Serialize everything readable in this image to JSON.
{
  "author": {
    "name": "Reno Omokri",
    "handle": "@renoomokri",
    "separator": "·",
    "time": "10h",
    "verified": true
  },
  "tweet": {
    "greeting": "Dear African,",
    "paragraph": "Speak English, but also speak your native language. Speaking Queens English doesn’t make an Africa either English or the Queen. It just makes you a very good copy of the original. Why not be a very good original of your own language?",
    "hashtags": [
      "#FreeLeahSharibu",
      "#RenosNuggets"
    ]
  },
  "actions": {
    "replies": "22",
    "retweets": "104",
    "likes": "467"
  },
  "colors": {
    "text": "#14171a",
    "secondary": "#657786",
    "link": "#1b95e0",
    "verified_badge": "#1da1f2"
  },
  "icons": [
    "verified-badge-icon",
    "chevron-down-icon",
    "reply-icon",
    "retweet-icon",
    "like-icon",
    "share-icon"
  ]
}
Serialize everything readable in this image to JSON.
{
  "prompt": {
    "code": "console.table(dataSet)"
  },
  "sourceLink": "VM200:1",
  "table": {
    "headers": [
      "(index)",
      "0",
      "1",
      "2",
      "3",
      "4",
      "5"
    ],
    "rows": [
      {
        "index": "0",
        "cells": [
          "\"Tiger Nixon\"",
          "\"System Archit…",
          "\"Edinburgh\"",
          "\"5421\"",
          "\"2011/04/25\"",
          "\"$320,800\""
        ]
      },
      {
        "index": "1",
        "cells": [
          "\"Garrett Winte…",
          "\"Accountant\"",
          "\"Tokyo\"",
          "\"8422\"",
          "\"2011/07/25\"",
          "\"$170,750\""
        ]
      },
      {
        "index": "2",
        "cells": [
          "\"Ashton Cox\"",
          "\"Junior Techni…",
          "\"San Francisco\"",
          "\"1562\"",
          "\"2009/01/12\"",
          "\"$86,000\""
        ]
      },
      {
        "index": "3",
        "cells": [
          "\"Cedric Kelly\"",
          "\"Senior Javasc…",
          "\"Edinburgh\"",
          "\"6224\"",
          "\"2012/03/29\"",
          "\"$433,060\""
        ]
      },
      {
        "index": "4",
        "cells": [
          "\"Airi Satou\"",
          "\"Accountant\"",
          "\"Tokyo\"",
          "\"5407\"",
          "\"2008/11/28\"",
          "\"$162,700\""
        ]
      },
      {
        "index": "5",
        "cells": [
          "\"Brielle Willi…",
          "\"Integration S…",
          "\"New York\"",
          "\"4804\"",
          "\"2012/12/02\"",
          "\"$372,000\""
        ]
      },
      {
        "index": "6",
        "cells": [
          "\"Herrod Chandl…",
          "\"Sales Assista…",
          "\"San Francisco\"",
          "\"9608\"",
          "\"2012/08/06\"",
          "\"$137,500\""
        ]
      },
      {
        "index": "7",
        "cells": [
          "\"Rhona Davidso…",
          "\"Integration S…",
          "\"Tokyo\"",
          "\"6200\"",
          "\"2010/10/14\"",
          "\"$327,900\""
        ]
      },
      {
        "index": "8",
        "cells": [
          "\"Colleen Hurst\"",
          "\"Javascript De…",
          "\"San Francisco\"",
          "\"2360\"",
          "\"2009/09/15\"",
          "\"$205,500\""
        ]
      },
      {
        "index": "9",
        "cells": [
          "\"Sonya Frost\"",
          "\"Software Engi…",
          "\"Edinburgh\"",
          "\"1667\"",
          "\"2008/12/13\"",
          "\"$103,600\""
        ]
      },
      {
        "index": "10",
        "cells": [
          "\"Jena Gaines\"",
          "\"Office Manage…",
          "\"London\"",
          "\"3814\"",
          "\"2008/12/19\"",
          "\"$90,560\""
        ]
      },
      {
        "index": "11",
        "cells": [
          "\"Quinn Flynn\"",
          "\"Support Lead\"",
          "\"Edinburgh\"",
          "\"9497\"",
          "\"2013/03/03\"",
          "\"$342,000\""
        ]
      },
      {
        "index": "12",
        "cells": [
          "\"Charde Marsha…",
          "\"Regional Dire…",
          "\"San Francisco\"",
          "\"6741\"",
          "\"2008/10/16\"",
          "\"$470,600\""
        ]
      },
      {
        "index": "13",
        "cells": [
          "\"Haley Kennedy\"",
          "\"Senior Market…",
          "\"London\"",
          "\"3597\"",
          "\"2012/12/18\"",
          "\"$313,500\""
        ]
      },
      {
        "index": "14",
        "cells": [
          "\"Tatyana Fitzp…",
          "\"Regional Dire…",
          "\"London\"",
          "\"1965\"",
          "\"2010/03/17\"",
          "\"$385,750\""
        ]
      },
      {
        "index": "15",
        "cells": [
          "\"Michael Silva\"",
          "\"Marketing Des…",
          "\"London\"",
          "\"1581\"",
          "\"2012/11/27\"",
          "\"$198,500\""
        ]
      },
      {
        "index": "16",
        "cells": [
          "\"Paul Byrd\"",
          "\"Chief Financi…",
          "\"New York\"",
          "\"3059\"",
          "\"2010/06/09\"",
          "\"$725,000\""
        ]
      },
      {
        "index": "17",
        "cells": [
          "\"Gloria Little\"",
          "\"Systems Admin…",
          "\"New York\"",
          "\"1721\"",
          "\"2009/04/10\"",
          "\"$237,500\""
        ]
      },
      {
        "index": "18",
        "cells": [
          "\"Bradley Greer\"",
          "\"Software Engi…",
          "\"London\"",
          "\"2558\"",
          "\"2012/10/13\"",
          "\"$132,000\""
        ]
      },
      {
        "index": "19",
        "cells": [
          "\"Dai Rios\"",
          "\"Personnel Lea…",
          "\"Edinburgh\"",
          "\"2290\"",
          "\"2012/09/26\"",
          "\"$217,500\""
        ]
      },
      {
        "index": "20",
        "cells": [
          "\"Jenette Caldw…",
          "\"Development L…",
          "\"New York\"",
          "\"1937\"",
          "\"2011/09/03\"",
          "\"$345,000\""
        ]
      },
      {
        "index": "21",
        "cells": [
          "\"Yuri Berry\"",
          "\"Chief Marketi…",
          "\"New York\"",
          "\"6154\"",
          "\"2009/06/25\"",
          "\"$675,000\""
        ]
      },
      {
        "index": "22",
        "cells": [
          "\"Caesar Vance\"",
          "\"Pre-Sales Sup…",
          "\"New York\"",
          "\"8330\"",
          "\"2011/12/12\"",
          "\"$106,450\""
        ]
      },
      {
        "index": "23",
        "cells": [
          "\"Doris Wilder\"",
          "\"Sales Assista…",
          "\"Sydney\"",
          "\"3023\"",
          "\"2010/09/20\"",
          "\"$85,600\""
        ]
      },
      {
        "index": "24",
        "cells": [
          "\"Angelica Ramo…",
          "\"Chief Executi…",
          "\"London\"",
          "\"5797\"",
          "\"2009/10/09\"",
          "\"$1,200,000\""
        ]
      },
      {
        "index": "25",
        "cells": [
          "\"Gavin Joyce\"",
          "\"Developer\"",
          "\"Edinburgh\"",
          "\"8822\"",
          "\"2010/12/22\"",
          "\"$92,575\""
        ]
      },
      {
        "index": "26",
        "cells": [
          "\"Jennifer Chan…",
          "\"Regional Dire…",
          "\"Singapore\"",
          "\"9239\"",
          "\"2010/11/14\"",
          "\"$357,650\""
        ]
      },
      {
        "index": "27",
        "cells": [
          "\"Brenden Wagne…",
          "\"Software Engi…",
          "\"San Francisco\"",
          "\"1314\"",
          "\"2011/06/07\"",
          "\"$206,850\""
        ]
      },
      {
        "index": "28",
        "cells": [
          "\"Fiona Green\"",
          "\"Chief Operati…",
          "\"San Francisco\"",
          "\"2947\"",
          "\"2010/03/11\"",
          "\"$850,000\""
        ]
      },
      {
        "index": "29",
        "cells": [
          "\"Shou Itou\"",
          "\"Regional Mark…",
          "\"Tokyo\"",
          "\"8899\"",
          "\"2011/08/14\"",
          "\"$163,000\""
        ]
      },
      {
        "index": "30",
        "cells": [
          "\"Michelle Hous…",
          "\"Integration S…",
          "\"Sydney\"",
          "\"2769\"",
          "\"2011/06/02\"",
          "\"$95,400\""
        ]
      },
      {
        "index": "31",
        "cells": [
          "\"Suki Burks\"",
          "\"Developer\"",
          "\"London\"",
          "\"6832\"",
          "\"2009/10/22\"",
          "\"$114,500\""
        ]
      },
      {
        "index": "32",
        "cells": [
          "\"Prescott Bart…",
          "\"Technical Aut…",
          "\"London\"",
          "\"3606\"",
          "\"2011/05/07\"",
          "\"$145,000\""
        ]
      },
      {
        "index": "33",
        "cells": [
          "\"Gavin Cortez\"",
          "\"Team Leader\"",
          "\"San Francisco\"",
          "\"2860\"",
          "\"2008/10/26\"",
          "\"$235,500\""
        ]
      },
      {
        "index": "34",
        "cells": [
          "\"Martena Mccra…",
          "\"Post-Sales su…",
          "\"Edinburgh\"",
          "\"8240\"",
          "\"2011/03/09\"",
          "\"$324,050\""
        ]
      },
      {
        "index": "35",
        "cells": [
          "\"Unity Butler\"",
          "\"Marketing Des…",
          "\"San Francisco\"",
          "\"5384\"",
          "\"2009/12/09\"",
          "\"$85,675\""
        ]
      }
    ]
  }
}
━━━
# Set problem
Pull out all lines from the listing that contain the string "Sales".

# Exercise answer
          "\"Sales Assista…",
          "\"Pre-Sales Sup…",
          "\"Sales Assista…",
          "\"Post-Sales su…",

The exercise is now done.